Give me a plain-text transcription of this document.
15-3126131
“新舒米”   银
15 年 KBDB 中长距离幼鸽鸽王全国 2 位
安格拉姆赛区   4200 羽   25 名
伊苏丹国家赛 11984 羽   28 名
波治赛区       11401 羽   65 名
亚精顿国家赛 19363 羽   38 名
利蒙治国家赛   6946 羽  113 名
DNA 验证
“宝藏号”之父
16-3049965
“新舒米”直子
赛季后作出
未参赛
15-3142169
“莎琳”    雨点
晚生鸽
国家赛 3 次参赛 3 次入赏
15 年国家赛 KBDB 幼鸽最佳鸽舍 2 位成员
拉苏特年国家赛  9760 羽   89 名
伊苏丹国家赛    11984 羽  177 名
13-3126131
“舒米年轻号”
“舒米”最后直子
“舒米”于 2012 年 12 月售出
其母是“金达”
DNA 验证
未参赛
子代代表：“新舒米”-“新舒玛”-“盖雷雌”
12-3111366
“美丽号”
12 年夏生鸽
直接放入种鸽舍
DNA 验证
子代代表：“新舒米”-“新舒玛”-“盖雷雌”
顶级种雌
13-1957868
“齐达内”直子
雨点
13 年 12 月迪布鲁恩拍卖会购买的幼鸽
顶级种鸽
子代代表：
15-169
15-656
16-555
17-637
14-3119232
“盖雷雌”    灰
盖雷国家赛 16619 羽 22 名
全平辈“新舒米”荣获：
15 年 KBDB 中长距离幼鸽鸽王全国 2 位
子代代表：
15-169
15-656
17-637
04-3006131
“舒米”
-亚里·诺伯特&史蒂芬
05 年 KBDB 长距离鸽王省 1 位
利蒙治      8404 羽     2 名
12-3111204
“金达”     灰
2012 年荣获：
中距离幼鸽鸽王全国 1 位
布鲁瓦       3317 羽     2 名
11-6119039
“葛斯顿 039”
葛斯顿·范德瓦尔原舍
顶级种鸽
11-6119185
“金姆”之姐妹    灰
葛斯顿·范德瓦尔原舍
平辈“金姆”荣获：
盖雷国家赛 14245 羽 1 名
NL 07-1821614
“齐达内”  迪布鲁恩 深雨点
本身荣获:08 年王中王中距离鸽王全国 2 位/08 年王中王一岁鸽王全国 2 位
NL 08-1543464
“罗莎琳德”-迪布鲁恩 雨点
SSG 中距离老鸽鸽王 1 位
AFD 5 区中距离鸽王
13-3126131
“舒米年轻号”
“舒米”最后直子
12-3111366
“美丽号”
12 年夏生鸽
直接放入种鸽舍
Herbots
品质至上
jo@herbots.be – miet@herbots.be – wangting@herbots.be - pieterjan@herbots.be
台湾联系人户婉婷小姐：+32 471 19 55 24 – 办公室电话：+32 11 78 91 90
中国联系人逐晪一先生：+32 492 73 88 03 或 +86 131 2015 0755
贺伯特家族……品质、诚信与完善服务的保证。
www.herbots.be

============================================================

Written problem
Going through the entries above, tally each line that has the word "KBDB". Answer with the number only.

Result for this task
4